---------- EXTRACTED INFORMATION

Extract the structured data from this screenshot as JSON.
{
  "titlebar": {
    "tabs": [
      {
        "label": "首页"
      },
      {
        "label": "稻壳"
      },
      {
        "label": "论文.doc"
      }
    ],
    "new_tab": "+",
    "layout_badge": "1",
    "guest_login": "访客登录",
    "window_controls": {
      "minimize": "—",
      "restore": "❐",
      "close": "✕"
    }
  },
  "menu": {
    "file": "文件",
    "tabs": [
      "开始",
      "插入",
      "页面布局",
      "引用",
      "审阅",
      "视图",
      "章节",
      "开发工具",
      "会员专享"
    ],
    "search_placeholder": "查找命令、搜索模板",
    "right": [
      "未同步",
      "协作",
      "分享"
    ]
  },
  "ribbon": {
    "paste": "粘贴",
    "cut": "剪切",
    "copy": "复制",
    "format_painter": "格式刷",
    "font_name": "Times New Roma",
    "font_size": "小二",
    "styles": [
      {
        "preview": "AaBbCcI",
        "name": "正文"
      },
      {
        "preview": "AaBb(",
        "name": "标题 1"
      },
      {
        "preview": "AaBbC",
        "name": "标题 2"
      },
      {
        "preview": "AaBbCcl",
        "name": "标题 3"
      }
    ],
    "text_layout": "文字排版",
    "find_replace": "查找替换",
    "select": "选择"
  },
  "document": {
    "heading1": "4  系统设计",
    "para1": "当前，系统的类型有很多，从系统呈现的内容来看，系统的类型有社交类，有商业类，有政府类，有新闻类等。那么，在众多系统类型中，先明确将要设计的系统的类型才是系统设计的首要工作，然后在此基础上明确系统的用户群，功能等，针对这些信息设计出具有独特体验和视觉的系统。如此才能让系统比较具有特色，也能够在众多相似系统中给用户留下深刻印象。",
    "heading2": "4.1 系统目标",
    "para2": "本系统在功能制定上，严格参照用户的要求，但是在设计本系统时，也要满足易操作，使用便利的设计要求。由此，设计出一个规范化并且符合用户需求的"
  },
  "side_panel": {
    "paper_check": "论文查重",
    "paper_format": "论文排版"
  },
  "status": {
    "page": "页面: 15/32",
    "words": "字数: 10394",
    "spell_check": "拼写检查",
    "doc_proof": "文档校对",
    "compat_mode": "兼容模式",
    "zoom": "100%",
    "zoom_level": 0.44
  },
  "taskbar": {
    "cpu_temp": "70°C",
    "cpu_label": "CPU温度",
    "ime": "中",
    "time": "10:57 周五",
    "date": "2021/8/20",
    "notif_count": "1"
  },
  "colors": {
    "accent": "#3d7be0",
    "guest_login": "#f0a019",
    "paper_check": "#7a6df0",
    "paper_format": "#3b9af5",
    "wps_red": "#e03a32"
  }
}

--------------------

# DIRECTION
Restate all of the entries exactly, please.

# REPLY
Extract the structured data from this screenshot as JSON.
{
  "titlebar": {
    "tabs": [
      {
        "label": "首页"
      },
      {
        "label": "稻壳"
      },
      {
        "label": "论文.doc"
      }
    ],
    "new_tab": "+",
    "layout_badge": "1",
    "guest_login": "访客登录",
    "window_controls": {
      "minimize": "—",
      "restore": "❐",
      "close": "✕"
    }
  },
  "menu": {
    "file": "文件",
    "tabs": [
      "开始",
      "插入",
      "页面布局",
      "引用",
      "审阅",
      "视图",
      "章节",
      "开发工具",
      "会员专享"
    ],
    "search_placeholder": "查找命令、搜索模板",
    "right": [
      "未同步",
      "协作",
      "分享"
    ]
  },
  "ribbon": {
    "paste": "粘贴",
    "cut": "剪切",
    "copy": "复制",
    "format_painter": "格式刷",
    "font_name": "Times New Roma",
    "font_size": "小二",
    "styles": [
      {
        "preview": "AaBbCcI",
        "name": "正文"
      },
      {
        "preview": "AaBb(",
        "name": "标题 1"
      },
      {
        "preview": "AaBbC",
        "name": "标题 2"
      },
      {
        "preview": "AaBbCcl",
        "name": "标题 3"
      }
    ],
    "text_layout": "文字排版",
    "find_replace": "查找替换",
    "select": "选择"
  },
  "document": {
    "heading1": "4  系统设计",
    "para1": "当前，系统的类型有很多，从系统呈现的内容来看，系统的类型有社交类，有商业类，有政府类，有新闻类等。那么，在众多系统类型中，先明确将要设计的系统的类型才是系统设计的首要工作，然后在此基础上明确系统的用户群，功能等，针对这些信息设计出具有独特体验和视觉的系统。如此才能让系统比较具有特色，也能够在众多相似系统中给用户留下深刻印象。",
    "heading2": "4.1 系统目标",
    "para2": "本系统在功能制定上，严格参照用户的要求，但是在设计本系统时，也要满足易操作，使用便利的设计要求。由此，设计出一个规范化并且符合用户需求的"
  },
  "side_panel": {
    "paper_check": "论文查重",
    "paper_format": "论文排版"
  },
  "status": {
    "page": "页面: 15/32",
    "words": "字数: 10394",
    "spell_check": "拼写检查",
    "doc_proof": "文档校对",
    "compat_mode": "兼容模式",
    "zoom": "100%",
    "zoom_level": 0.44
  },
  "taskbar": {
    "cpu_temp": "70°C",
    "cpu_label": "CPU温度",
    "ime": "中",
    "time": "10:57 周五",
    "date": "2021/8/20",
    "notif_count": "1"
  },
  "colors": {
    "accent": "#3d7be0",
    "guest_login": "#f0a019",
    "paper_check": "#7a6df0",
    "paper_format": "#3b9af5",
    "wps_red": "#e03a32"
  }
}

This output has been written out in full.